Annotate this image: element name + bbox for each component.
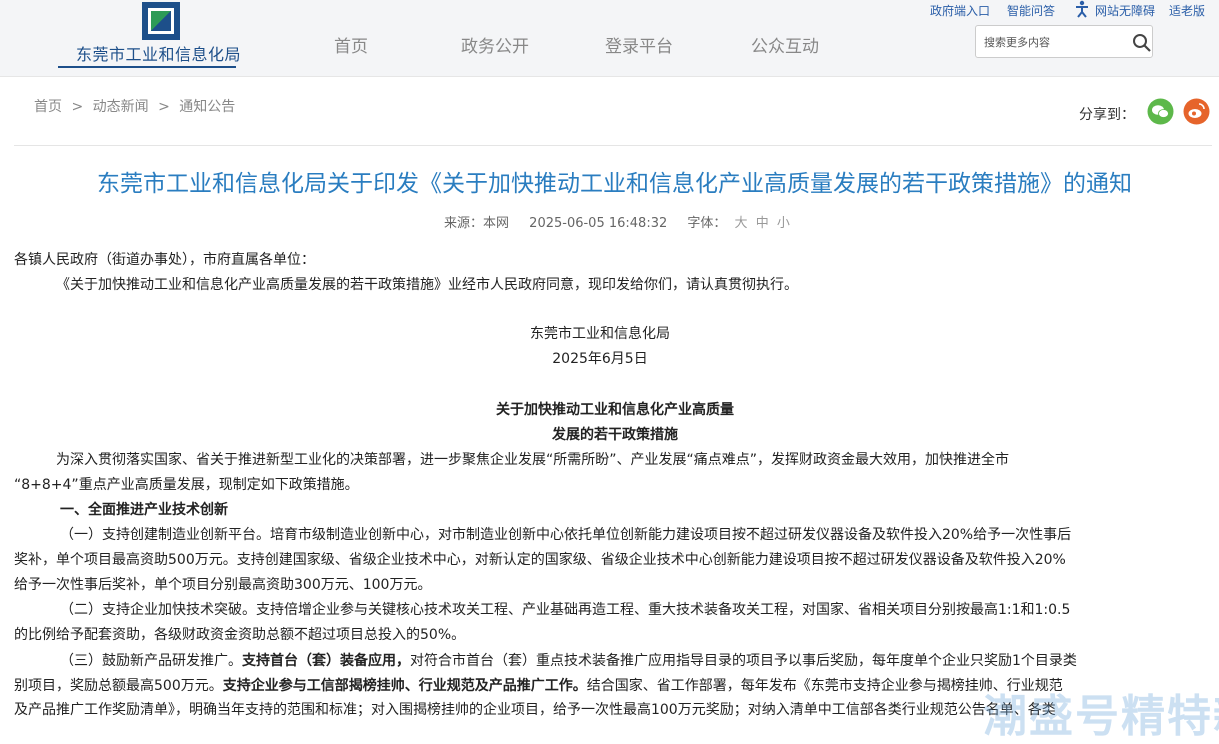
breadcrumb-notices[interactable]: 通知公告 — [179, 99, 235, 115]
item-3-line-1: （三）鼓励新产品研发推广。支持首台（套）装备应用，对符合市首台（套）重点技术装备… — [60, 651, 1077, 671]
doc-title-line-1: 关于加快推动工业和信息化产业高质量 — [496, 402, 734, 418]
breadcrumb-separator: > — [158, 99, 170, 115]
item-3-text-2: 别项目，奖励总额最高500万元。 — [14, 678, 223, 694]
font-size-large[interactable]: 大 — [735, 216, 748, 231]
item-1-line-1: （一）支持创建制造业创新平台。培育市级制造业创新中心，对市制造业创新中心依托单位… — [60, 527, 1072, 543]
item-3-bold-2: 支持企业参与工信部揭榜挂帅、行业规范及产品推广工作。 — [222, 678, 587, 694]
item-3-bold-1: 支持首台（套）装备应用， — [242, 653, 410, 669]
item-1-line-2: 奖补，单个项目最高资助500万元。支持创建国家级、省级企业技术中心，对新认定的国… — [14, 552, 1066, 568]
article-meta: 来源：本网 2025-06-05 16:48:32 字体： 大 中 小 — [444, 212, 794, 231]
font-size-medium[interactable]: 中 — [756, 216, 769, 231]
font-size-label: 字体： — [687, 216, 727, 231]
logo-emblem-icon — [142, 2, 180, 40]
paragraph-1-line-1: 为深入贯彻落实国家、省关于推进新型工业化的决策部署，进一步聚焦企业发展“所需所盼… — [56, 452, 1010, 468]
toplink-elder-mode[interactable]: 适老版 — [1169, 2, 1205, 19]
nav-login-platform[interactable]: 登录平台 — [605, 32, 673, 57]
search-input[interactable] — [984, 32, 1124, 52]
item-3-line-3: 及产品推广工作奖励清单》，明确当年支持的范围和标准；对入围揭榜挂帅的企业项目，给… — [14, 702, 1056, 718]
section-1-heading: 一、全面推进产业技术创新 — [60, 502, 228, 518]
font-size-small[interactable]: 小 — [777, 216, 790, 231]
item-2-line-1: （二）支持企业加快技术突破。支持倍增企业参与关键核心技术攻关工程、产业基础再造工… — [60, 602, 1071, 618]
breadcrumb-home[interactable]: 首页 — [34, 99, 62, 115]
watermark: 潮盛号精特新 — [983, 691, 1219, 742]
nav-public-interaction[interactable]: 公众互动 — [751, 32, 819, 57]
signature-org: 东莞市工业和信息化局 — [530, 326, 670, 342]
site-header: 东莞市工业和信息化局 首页 政务公开 登录平台 公众互动 政府端入口 智能问答 … — [0, 0, 1219, 77]
weibo-share-icon[interactable] — [1183, 98, 1210, 125]
salutation: 各镇人民政府（街道办事处），市府直属各单位： — [14, 252, 315, 268]
search-icon[interactable] — [1132, 33, 1152, 53]
breadcrumb-separator: > — [71, 99, 84, 115]
signature-date: 2025年6月5日 — [552, 351, 648, 367]
site-logo[interactable]: 东莞市工业和信息化局 — [58, 0, 241, 68]
source-label: 来源： — [444, 216, 484, 231]
toplink-gov-portal[interactable]: 政府端入口 — [930, 2, 990, 19]
search-box — [975, 25, 1153, 58]
item-3-intro: （三）鼓励新产品研发推广。 — [60, 653, 242, 669]
toplink-accessibility[interactable]: 网站无障碍 — [1095, 2, 1155, 19]
item-3-text-1: 对符合市首台（套）重点技术装备推广应用指导目录的项目予以事后奖励，每年度单个企业… — [410, 653, 1077, 669]
nav-gov-affairs[interactable]: 政务公开 — [461, 32, 529, 57]
item-1-line-3: 给予一次性事后奖补，单个项目分别最高资助300万元、100万元。 — [14, 577, 432, 593]
share-label: 分享到： — [1079, 107, 1135, 123]
wechat-share-icon[interactable] — [1147, 98, 1174, 125]
doc-title-line-2: 发展的若干政策措施 — [552, 427, 678, 443]
logo-underline — [58, 66, 236, 68]
nav-home[interactable]: 首页 — [334, 32, 368, 57]
intro-paragraph: 《关于加快推动工业和信息化产业高质量发展的若干政策措施》业经市人民政府同意，现印… — [56, 277, 798, 293]
accessibility-icon — [1076, 0, 1088, 18]
header-divider — [14, 145, 1212, 146]
source-value: 本网 — [483, 216, 510, 231]
item-3-line-2: 别项目，奖励总额最高500万元。支持企业参与工信部揭榜挂帅、行业规范及产品推广工… — [14, 676, 1063, 696]
toplink-smart-qa[interactable]: 智能问答 — [1007, 2, 1055, 19]
article-title: 东莞市工业和信息化局关于印发《关于加快推动工业和信息化产业高质量发展的若干政策措… — [97, 171, 1132, 197]
breadcrumb: 首页 > 动态新闻 > 通知公告 — [34, 96, 240, 116]
publish-datetime: 2025-06-05 16:48:32 — [529, 216, 668, 231]
item-2-line-2: 的比例给予配套资助，各级财政资金资助总额不超过项目总投入的50%。 — [14, 627, 466, 643]
breadcrumb-news[interactable]: 动态新闻 — [93, 99, 149, 115]
paragraph-1-line-2: “8+8+4”重点产业高质量发展，现制定如下政策措施。 — [14, 477, 359, 493]
org-name: 东莞市工业和信息化局 — [76, 45, 242, 64]
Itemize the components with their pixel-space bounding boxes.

------------

Ваше задание: Представьте строки всех записей в виде нумерованного списка, опустив пустые строки. Изображения в ответ не включайте.

Решение задачи:
1. Annotate this image: element name + bbox for each component.
2. breadcrumb-notices[interactable]: 通知公告 — [179, 99, 235, 115]
3. item-3-line-1: （三）鼓励新产品研发推广。支持首台（套）装备应用，对符合市首台（套）重点技术装备… — [60, 651, 1077, 671]
4. doc-title-line-1: 关于加快推动工业和信息化产业高质量 — [496, 402, 734, 418]
5. breadcrumb-separator: > — [158, 99, 170, 115]
6. item-3-text-2: 别项目，奖励总额最高500万元。 — [14, 678, 223, 694]
7. font-size-large[interactable]: 大 — [735, 216, 748, 231]
8. item-1-line-1: （一）支持创建制造业创新平台。培育市级制造业创新中心，对市制造业创新中心依托单位… — [60, 527, 1072, 543]
9. item-3-bold-2: 支持企业参与工信部揭榜挂帅、行业规范及产品推广工作。 — [222, 678, 587, 694]
10. item-3-bold-1: 支持首台（套）装备应用， — [242, 653, 410, 669]
11. item-1-line-2: 奖补，单个项目最高资助500万元。支持创建国家级、省级企业技术中心，对新认定的国… — [14, 552, 1066, 568]
12. article-meta: 来源：本网 2025-06-05 16:48:32 字体： 大 中 小 — [444, 212, 794, 231]
13. font-size-medium[interactable]: 中 — [756, 216, 769, 231]
14. font-size-label: 字体： — [687, 216, 727, 231]
15. logo-emblem-icon — [142, 2, 180, 40]
16. paragraph-1-line-1: 为深入贯彻落实国家、省关于推进新型工业化的决策部署，进一步聚焦企业发展“所需所盼… — [56, 452, 1010, 468]
17. toplink-elder-mode[interactable]: 适老版 — [1169, 2, 1205, 19]
18. nav-login-platform[interactable]: 登录平台 — [605, 32, 673, 57]
19. search-input[interactable] — [984, 32, 1124, 52]
20. item-3-line-3: 及产品推广工作奖励清单》，明确当年支持的范围和标准；对入围揭榜挂帅的企业项目，给… — [14, 702, 1056, 718]
21. section-1-heading: 一、全面推进产业技术创新 — [60, 502, 228, 518]
22. font-size-small[interactable]: 小 — [777, 216, 790, 231]
23. item-2-line-1: （二）支持企业加快技术突破。支持倍增企业参与关键核心技术攻关工程、产业基础再造工… — [60, 602, 1071, 618]
24. breadcrumb-home[interactable]: 首页 — [34, 99, 62, 115]
25. watermark: 潮盛号精特新 — [983, 691, 1219, 742]
26. nav-public-interaction[interactable]: 公众互动 — [751, 32, 819, 57]
27. signature-org: 东莞市工业和信息化局 — [530, 326, 670, 342]
28. site-header: 东莞市工业和信息化局 首页 政务公开 登录平台 公众互动 政府端入口 智能问答 … — [0, 0, 1219, 77]
29. weibo-share-icon[interactable] — [1183, 98, 1210, 125]
30. salutation: 各镇人民政府（街道办事处），市府直属各单位： — [14, 252, 315, 268]
31. search-icon[interactable] — [1132, 33, 1152, 53]
32. breadcrumb-separator: > — [71, 99, 84, 115]
33. signature-date: 2025年6月5日 — [552, 351, 648, 367]
34. site-logo[interactable]: 东莞市工业和信息化局 — [58, 0, 241, 68]
35. source-label: 来源： — [444, 216, 484, 231]
36. toplink-gov-portal[interactable]: 政府端入口 — [930, 2, 990, 19]
37. search-box — [975, 25, 1153, 58]
38. item-3-intro: （三）鼓励新产品研发推广。 — [60, 653, 242, 669]
39. toplink-accessibility[interactable]: 网站无障碍 — [1095, 2, 1155, 19]
40. item-3-text-1: 对符合市首台（套）重点技术装备推广应用指导目录的项目予以事后奖励，每年度单个企业… — [410, 653, 1077, 669]
41. nav-gov-affairs[interactable]: 政务公开 — [461, 32, 529, 57]
42. item-1-line-3: 给予一次性事后奖补，单个项目分别最高资助300万元、100万元。 — [14, 577, 432, 593]
43. share-label: 分享到： — [1079, 107, 1135, 123]
44. wechat-share-icon[interactable] — [1147, 98, 1174, 125]
45. doc-title-line-2: 发展的若干政策措施 — [552, 427, 678, 443]
46. logo-underline — [58, 66, 236, 68]
47. nav-home[interactable]: 首页 — [334, 32, 368, 57]
48. intro-paragraph: 《关于加快推动工业和信息化产业高质量发展的若干政策措施》业经市人民政府同意，现印… — [56, 277, 798, 293]
49. accessibility-icon — [1076, 0, 1088, 18]
50. header-divider — [14, 145, 1212, 146]
51. source-value: 本网 — [483, 216, 510, 231]
52. item-3-line-2: 别项目，奖励总额最高500万元。支持企业参与工信部揭榜挂帅、行业规范及产品推广工… — [14, 676, 1063, 696]
53. toplink-smart-qa[interactable]: 智能问答 — [1007, 2, 1055, 19]
54. article-title: 东莞市工业和信息化局关于印发《关于加快推动工业和信息化产业高质量发展的若干政策措… — [97, 171, 1132, 197]
55. breadcrumb: 首页 > 动态新闻 > 通知公告 — [34, 96, 240, 116]
56. publish-datetime: 2025-06-05 16:48:32 — [529, 216, 668, 231]
57. item-2-line-2: 的比例给予配套资助，各级财政资金资助总额不超过项目总投入的50%。 — [14, 627, 466, 643]
58. breadcrumb-news[interactable]: 动态新闻 — [93, 99, 149, 115]
59. paragraph-1-line-2: “8+8+4”重点产业高质量发展，现制定如下政策措施。 — [14, 477, 359, 493]
60. org-name: 东莞市工业和信息化局 — [76, 45, 242, 64]
61. Itemize the components with their pixel-space bounding boxes.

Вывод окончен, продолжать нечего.